[Collected data entries]
□ □ □ □ □ □ □

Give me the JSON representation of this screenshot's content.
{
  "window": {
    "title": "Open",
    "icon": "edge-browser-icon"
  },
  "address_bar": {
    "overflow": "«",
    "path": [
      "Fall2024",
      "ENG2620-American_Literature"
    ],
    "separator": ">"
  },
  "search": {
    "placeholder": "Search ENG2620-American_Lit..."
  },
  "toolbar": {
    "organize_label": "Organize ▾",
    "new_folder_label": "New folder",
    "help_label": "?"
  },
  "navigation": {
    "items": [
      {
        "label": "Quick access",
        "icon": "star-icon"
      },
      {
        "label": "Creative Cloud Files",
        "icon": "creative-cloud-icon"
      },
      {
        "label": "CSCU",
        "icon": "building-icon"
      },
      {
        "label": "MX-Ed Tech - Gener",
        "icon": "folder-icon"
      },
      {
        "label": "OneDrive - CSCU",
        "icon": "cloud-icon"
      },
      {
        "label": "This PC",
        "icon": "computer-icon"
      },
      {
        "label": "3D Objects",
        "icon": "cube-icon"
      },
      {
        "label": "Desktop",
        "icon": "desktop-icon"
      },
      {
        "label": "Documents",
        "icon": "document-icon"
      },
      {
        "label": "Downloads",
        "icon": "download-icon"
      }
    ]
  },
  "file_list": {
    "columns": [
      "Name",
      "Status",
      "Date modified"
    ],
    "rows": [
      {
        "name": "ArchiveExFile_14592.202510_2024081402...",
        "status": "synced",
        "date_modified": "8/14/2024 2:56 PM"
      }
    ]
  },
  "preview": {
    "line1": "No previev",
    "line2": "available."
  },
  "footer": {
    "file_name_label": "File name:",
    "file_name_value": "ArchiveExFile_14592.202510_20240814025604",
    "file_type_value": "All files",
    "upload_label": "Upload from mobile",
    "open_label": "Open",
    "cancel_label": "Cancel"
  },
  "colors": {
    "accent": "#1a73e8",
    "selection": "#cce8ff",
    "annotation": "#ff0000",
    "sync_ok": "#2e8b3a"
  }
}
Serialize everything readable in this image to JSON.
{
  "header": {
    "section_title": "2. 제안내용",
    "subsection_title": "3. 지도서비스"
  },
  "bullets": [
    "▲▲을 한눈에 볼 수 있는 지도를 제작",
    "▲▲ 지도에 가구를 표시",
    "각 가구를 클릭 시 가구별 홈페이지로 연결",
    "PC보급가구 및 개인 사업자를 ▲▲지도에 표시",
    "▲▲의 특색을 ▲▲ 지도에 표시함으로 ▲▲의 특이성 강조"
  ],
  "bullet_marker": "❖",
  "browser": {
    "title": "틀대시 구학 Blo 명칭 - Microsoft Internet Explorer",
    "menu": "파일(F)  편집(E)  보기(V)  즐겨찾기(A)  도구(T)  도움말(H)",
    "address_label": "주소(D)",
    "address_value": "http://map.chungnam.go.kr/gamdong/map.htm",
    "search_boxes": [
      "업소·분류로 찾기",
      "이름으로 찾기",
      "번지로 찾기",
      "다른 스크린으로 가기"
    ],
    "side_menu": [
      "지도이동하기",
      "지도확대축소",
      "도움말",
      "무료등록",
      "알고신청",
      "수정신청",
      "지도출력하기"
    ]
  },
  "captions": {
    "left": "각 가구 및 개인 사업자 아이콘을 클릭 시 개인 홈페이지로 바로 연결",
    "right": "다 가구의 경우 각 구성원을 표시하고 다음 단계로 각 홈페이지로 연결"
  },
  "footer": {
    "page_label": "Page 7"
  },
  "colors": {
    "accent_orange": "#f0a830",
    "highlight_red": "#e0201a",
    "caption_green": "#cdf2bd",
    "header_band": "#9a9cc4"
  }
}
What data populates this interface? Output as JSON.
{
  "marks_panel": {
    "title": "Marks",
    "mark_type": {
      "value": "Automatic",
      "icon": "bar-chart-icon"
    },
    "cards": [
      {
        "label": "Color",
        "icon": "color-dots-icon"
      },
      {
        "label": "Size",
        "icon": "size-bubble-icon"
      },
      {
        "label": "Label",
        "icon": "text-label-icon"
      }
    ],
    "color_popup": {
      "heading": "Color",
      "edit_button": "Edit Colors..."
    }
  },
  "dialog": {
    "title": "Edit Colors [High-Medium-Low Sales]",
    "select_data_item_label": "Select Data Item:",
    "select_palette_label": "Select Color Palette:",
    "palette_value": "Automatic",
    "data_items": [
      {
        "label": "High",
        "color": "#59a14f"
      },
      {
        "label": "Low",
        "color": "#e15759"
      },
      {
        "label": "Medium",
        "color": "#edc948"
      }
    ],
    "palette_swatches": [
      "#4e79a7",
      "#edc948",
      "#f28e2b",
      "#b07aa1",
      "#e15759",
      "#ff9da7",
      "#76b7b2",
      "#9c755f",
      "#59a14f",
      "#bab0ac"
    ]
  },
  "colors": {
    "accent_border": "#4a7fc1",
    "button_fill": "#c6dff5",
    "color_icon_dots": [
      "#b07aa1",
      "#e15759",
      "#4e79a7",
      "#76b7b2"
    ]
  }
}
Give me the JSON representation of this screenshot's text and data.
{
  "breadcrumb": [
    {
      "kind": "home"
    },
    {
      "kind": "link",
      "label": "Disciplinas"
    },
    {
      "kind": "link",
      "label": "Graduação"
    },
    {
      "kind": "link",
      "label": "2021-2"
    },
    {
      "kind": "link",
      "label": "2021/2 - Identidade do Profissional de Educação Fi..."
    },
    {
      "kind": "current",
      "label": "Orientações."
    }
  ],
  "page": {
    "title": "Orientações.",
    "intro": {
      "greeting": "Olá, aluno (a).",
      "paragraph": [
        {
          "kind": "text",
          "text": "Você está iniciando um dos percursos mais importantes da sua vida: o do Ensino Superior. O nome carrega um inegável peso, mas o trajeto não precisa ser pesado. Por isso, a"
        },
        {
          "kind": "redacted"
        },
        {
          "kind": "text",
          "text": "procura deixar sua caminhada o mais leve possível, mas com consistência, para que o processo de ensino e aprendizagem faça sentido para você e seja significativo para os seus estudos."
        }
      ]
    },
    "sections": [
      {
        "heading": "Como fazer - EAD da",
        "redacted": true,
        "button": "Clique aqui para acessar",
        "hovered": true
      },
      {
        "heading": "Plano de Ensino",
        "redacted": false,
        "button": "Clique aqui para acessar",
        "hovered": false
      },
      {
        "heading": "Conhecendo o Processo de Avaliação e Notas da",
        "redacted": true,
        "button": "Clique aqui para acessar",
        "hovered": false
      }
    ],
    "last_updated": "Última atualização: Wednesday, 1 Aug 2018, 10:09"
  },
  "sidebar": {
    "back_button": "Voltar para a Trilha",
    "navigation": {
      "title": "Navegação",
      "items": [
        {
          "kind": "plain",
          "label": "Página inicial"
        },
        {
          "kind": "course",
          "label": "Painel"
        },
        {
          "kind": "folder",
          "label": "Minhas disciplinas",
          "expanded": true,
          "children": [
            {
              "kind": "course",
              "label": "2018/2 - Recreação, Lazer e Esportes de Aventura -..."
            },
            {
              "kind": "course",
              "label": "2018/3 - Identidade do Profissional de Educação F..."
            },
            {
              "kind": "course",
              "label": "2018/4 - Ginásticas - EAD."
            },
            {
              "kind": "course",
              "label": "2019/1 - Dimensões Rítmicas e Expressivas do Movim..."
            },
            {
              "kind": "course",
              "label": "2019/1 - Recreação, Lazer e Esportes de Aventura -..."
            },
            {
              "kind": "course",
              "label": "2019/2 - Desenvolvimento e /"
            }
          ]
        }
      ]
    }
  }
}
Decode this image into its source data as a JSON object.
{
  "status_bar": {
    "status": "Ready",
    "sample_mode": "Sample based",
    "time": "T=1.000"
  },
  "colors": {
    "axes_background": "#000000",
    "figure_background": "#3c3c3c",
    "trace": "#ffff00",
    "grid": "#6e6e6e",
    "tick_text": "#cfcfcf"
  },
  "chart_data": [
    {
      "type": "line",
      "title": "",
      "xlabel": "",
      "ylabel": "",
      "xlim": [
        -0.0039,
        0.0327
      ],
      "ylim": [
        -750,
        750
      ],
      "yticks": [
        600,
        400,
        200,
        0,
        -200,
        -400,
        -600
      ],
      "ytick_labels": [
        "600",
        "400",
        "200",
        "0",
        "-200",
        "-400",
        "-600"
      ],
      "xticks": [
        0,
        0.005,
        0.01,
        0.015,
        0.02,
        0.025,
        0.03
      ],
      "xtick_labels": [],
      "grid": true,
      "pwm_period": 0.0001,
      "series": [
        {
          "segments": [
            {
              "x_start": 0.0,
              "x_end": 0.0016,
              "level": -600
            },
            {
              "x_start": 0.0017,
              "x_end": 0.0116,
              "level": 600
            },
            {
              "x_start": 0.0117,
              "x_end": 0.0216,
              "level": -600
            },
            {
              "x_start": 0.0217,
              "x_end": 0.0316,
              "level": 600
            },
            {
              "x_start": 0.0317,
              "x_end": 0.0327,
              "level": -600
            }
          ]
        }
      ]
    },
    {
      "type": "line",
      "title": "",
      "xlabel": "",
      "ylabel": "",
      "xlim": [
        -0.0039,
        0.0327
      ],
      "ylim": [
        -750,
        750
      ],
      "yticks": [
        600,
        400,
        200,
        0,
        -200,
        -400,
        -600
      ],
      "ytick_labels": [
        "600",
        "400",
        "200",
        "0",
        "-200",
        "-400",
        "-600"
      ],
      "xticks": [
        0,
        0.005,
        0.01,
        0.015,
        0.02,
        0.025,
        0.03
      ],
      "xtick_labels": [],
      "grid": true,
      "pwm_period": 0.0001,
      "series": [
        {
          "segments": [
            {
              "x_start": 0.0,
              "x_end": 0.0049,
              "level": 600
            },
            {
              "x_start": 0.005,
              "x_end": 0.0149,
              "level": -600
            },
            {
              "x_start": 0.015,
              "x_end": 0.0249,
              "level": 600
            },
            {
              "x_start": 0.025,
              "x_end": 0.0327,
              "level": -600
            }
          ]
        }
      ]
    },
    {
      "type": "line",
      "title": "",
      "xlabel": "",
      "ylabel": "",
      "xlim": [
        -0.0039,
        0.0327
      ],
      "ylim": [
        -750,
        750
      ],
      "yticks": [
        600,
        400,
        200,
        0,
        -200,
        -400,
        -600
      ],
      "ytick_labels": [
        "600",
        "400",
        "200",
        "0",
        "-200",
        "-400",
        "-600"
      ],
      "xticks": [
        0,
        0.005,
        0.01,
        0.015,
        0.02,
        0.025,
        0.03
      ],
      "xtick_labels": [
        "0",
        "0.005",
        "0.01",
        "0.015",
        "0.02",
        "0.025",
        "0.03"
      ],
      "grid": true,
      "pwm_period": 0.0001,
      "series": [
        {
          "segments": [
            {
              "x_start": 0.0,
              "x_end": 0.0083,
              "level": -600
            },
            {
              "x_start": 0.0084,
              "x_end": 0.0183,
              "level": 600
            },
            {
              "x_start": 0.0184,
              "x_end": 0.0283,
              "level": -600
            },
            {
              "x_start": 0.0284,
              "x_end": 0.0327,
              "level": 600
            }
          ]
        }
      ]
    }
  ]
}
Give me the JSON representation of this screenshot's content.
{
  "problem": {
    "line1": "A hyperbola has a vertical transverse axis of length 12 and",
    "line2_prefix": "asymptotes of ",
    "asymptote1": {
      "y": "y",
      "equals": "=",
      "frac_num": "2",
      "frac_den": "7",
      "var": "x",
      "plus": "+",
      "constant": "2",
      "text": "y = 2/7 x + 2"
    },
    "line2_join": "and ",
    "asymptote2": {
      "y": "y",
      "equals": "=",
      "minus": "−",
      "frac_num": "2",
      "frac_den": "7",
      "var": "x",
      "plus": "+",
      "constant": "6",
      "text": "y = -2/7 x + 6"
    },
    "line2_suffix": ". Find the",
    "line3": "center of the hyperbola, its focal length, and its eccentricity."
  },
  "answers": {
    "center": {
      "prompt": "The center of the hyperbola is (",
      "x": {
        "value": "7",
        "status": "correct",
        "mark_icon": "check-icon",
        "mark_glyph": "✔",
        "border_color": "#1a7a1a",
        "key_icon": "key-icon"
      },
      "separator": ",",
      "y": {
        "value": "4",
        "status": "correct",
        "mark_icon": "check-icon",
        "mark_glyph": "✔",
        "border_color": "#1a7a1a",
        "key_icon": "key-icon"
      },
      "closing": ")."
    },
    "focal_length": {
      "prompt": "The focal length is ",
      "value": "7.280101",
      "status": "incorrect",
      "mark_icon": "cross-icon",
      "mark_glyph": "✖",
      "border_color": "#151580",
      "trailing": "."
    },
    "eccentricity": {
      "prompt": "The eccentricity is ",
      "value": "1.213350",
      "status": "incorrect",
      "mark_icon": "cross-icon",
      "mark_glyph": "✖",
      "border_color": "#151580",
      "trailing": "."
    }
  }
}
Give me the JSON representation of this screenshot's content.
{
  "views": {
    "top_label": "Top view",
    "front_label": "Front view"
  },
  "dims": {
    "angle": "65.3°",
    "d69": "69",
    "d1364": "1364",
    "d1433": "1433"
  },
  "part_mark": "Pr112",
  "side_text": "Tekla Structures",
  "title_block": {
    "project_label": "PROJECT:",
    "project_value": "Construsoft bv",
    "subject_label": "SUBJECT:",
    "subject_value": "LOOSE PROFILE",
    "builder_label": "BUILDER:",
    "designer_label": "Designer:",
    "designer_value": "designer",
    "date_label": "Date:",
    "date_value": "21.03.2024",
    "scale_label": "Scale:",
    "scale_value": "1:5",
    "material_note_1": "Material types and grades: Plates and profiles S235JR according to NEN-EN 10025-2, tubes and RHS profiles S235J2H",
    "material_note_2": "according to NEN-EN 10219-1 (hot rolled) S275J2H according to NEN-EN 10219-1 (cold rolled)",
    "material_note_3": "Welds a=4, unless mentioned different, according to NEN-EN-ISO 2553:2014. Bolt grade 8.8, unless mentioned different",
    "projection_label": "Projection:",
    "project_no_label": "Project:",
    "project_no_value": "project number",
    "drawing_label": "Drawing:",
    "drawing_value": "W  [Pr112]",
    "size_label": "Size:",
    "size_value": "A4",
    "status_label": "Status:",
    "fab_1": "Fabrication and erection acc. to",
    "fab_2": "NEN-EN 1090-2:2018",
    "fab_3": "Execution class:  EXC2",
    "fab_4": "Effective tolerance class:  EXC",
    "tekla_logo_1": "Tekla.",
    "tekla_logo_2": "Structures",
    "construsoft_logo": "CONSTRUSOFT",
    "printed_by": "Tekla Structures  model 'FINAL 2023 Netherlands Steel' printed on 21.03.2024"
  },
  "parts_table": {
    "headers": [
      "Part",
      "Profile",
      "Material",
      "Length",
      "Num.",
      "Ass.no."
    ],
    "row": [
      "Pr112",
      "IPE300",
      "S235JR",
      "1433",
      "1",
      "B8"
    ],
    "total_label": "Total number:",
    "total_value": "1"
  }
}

□ □ □ □ □ □ □

▸ Task details:
Each line that holds the word "folder" is to be copied.

▸ Exercise response:
    "new_folder_label": "New folder",
        "icon": "folder-icon"
          "kind": "folder",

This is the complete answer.